#### Problem requirements:
Repeat, without any change, the entries presented below.

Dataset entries
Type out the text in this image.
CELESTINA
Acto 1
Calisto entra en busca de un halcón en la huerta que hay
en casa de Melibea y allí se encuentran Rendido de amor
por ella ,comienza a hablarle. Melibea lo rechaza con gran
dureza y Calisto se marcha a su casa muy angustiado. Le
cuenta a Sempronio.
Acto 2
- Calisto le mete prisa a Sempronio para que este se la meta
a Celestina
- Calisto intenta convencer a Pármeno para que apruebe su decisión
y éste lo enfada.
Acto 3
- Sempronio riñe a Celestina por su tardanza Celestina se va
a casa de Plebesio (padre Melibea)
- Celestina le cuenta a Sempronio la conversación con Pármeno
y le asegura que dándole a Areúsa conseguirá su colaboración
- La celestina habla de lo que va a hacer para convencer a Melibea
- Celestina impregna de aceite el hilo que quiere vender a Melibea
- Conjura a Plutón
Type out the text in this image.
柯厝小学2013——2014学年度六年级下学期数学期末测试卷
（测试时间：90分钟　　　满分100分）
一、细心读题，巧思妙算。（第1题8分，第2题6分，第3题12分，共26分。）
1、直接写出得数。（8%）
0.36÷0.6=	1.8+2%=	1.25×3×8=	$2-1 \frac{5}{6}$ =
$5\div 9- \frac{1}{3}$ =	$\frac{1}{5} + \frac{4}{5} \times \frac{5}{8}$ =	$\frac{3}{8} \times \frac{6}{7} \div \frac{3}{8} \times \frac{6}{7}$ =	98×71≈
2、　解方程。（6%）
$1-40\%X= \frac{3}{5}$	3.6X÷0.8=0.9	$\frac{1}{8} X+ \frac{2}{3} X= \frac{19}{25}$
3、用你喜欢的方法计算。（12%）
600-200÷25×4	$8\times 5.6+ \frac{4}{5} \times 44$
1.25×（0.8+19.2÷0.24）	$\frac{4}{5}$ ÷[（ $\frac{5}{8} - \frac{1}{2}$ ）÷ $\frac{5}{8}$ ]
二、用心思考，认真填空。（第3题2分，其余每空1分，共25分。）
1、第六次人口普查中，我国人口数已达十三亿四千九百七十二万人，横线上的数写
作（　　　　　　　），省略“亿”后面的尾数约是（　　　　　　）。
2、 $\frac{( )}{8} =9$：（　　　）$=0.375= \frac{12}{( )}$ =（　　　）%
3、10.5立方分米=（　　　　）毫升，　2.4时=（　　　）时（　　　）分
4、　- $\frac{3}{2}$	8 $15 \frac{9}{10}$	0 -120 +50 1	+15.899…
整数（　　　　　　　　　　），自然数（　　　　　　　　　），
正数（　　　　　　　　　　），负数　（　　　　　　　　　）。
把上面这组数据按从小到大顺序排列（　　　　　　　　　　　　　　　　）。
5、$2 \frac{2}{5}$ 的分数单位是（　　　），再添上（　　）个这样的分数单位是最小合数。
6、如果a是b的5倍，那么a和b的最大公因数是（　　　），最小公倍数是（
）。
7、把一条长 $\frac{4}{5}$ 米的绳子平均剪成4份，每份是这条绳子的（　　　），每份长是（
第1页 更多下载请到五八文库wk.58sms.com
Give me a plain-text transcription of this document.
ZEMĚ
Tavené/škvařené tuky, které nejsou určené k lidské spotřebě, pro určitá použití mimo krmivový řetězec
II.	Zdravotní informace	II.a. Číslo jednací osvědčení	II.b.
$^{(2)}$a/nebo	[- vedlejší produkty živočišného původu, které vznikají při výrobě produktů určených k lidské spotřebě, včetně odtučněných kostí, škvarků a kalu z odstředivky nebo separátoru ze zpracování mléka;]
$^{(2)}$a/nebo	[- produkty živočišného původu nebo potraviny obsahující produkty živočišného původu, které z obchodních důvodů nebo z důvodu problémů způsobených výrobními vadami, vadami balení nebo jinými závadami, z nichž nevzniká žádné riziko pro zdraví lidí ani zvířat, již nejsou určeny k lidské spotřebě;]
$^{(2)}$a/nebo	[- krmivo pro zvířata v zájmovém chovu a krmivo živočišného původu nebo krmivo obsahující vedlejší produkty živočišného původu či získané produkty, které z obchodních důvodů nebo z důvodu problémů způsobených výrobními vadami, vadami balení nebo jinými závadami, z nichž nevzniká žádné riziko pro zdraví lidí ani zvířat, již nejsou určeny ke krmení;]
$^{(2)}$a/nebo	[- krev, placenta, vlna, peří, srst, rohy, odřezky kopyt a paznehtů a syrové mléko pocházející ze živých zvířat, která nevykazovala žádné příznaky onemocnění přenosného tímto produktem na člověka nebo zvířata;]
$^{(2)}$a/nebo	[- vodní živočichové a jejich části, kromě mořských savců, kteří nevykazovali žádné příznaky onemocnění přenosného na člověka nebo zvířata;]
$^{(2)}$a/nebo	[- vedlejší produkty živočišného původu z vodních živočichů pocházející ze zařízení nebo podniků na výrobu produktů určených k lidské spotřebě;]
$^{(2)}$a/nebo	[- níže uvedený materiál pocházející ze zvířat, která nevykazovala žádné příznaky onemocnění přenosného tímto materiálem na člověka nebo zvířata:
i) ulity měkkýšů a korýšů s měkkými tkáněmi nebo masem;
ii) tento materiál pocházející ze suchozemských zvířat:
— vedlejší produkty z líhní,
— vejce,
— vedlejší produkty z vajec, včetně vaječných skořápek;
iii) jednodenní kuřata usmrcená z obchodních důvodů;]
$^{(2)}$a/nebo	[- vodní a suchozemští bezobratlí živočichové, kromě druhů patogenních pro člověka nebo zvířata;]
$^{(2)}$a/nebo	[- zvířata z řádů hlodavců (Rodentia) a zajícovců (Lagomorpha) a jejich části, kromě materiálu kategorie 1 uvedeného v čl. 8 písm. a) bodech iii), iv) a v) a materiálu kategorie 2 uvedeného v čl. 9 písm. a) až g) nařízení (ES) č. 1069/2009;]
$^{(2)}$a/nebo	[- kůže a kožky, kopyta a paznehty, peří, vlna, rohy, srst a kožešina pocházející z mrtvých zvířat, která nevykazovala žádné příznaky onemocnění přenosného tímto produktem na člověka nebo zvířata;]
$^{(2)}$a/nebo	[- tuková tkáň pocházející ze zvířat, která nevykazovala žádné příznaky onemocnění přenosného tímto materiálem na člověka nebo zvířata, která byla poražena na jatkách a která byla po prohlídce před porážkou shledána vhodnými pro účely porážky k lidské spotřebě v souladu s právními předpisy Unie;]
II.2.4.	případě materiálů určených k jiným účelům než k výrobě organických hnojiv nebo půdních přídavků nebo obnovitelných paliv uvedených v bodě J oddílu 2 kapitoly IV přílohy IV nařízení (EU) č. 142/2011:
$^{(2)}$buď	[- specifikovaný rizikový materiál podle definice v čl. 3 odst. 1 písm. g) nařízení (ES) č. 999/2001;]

#### Exercise result:
Type out the text in this image.
CELESTINA
Acto 1
Calisto entra en busca de un halcón en la huerta que hay
en casa de Melibea y allí se encuentran Rendido de amor
por ella ,comienza a hablarle. Melibea lo rechaza con gran
dureza y Calisto se marcha a su casa muy angustiado. Le
cuenta a Sempronio.
Acto 2
- Calisto le mete prisa a Sempronio para que este se la meta
a Celestina
- Calisto intenta convencer a Pármeno para que apruebe su decisión
y éste lo enfada.
Acto 3
- Sempronio riñe a Celestina por su tardanza Celestina se va
a casa de Plebesio (padre Melibea)
- Celestina le cuenta a Sempronio la conversación con Pármeno
y le asegura que dándole a Areúsa conseguirá su colaboración
- La celestina habla de lo que va a hacer para convencer a Melibea
- Celestina impregna de aceite el hilo que quiere vender a Melibea
- Conjura a Plutón
Type out the text in this image.
柯厝小学2013——2014学年度六年级下学期数学期末测试卷
（测试时间：90分钟　　　满分100分）
一、细心读题，巧思妙算。（第1题8分，第2题6分，第3题12分，共26分。）
1、直接写出得数。（8%）
0.36÷0.6=	1.8+2%=	1.25×3×8=	$2-1 \frac{5}{6}$ =
$5\div 9- \frac{1}{3}$ =	$\frac{1}{5} + \frac{4}{5} \times \frac{5}{8}$ =	$\frac{3}{8} \times \frac{6}{7} \div \frac{3}{8} \times \frac{6}{7}$ =	98×71≈
2、　解方程。（6%）
$1-40\%X= \frac{3}{5}$	3.6X÷0.8=0.9	$\frac{1}{8} X+ \frac{2}{3} X= \frac{19}{25}$
3、用你喜欢的方法计算。（12%）
600-200÷25×4	$8\times 5.6+ \frac{4}{5} \times 44$
1.25×（0.8+19.2÷0.24）	$\frac{4}{5}$ ÷[（ $\frac{5}{8} - \frac{1}{2}$ ）÷ $\frac{5}{8}$ ]
二、用心思考，认真填空。（第3题2分，其余每空1分，共25分。）
1、第六次人口普查中，我国人口数已达十三亿四千九百七十二万人，横线上的数写
作（　　　　　　　），省略“亿”后面的尾数约是（　　　　　　）。
2、 $\frac{( )}{8} =9$：（　　　）$=0.375= \frac{12}{( )}$ =（　　　）%
3、10.5立方分米=（　　　　）毫升，　2.4时=（　　　）时（　　　）分
4、　- $\frac{3}{2}$	8 $15 \frac{9}{10}$	0 -120 +50 1	+15.899…
整数（　　　　　　　　　　），自然数（　　　　　　　　　），
正数（　　　　　　　　　　），负数　（　　　　　　　　　）。
把上面这组数据按从小到大顺序排列（　　　　　　　　　　　　　　　　）。
5、$2 \frac{2}{5}$ 的分数单位是（　　　），再添上（　　）个这样的分数单位是最小合数。
6、如果a是b的5倍，那么a和b的最大公因数是（　　　），最小公倍数是（
）。
7、把一条长 $\frac{4}{5}$ 米的绳子平均剪成4份，每份是这条绳子的（　　　），每份长是（
第1页 更多下载请到五八文库wk.58sms.com
Give me a plain-text transcription of this document.
ZEMĚ
Tavené/škvařené tuky, které nejsou určené k lidské spotřebě, pro určitá použití mimo krmivový řetězec
II.	Zdravotní informace	II.a. Číslo jednací osvědčení	II.b.
$^{(2)}$a/nebo	[- vedlejší produkty živočišného původu, které vznikají při výrobě produktů určených k lidské spotřebě, včetně odtučněných kostí, škvarků a kalu z odstředivky nebo separátoru ze zpracování mléka;]
$^{(2)}$a/nebo	[- produkty živočišného původu nebo potraviny obsahující produkty živočišného původu, které z obchodních důvodů nebo z důvodu problémů způsobených výrobními vadami, vadami balení nebo jinými závadami, z nichž nevzniká žádné riziko pro zdraví lidí ani zvířat, již nejsou určeny k lidské spotřebě;]
$^{(2)}$a/nebo	[- krmivo pro zvířata v zájmovém chovu a krmivo živočišného původu nebo krmivo obsahující vedlejší produkty živočišného původu či získané produkty, které z obchodních důvodů nebo z důvodu problémů způsobených výrobními vadami, vadami balení nebo jinými závadami, z nichž nevzniká žádné riziko pro zdraví lidí ani zvířat, již nejsou určeny ke krmení;]
$^{(2)}$a/nebo	[- krev, placenta, vlna, peří, srst, rohy, odřezky kopyt a paznehtů a syrové mléko pocházející ze živých zvířat, která nevykazovala žádné příznaky onemocnění přenosného tímto produktem na člověka nebo zvířata;]
$^{(2)}$a/nebo	[- vodní živočichové a jejich části, kromě mořských savců, kteří nevykazovali žádné příznaky onemocnění přenosného na člověka nebo zvířata;]
$^{(2)}$a/nebo	[- vedlejší produkty živočišného původu z vodních živočichů pocházející ze zařízení nebo podniků na výrobu produktů určených k lidské spotřebě;]
$^{(2)}$a/nebo	[- níže uvedený materiál pocházející ze zvířat, která nevykazovala žádné příznaky onemocnění přenosného tímto materiálem na člověka nebo zvířata:
i) ulity měkkýšů a korýšů s měkkými tkáněmi nebo masem;
ii) tento materiál pocházející ze suchozemských zvířat:
— vedlejší produkty z líhní,
— vejce,
— vedlejší produkty z vajec, včetně vaječných skořápek;
iii) jednodenní kuřata usmrcená z obchodních důvodů;]
$^{(2)}$a/nebo	[- vodní a suchozemští bezobratlí živočichové, kromě druhů patogenních pro člověka nebo zvířata;]
$^{(2)}$a/nebo	[- zvířata z řádů hlodavců (Rodentia) a zajícovců (Lagomorpha) a jejich části, kromě materiálu kategorie 1 uvedeného v čl. 8 písm. a) bodech iii), iv) a v) a materiálu kategorie 2 uvedeného v čl. 9 písm. a) až g) nařízení (ES) č. 1069/2009;]
$^{(2)}$a/nebo	[- kůže a kožky, kopyta a paznehty, peří, vlna, rohy, srst a kožešina pocházející z mrtvých zvířat, která nevykazovala žádné příznaky onemocnění přenosného tímto produktem na člověka nebo zvířata;]
$^{(2)}$a/nebo	[- tuková tkáň pocházející ze zvířat, která nevykazovala žádné příznaky onemocnění přenosného tímto materiálem na člověka nebo zvířata, která byla poražena na jatkách a která byla po prohlídce před porážkou shledána vhodnými pro účely porážky k lidské spotřebě v souladu s právními předpisy Unie;]
II.2.4.	případě materiálů určených k jiným účelům než k výrobě organických hnojiv nebo půdních přídavků nebo obnovitelných paliv uvedených v bodě J oddílu 2 kapitoly IV přílohy IV nařízení (EU) č. 142/2011:
$^{(2)}$buď	[- specifikovaný rizikový materiál podle definice v čl. 3 odst. 1 písm. g) nařízení (ES) č. 999/2001;]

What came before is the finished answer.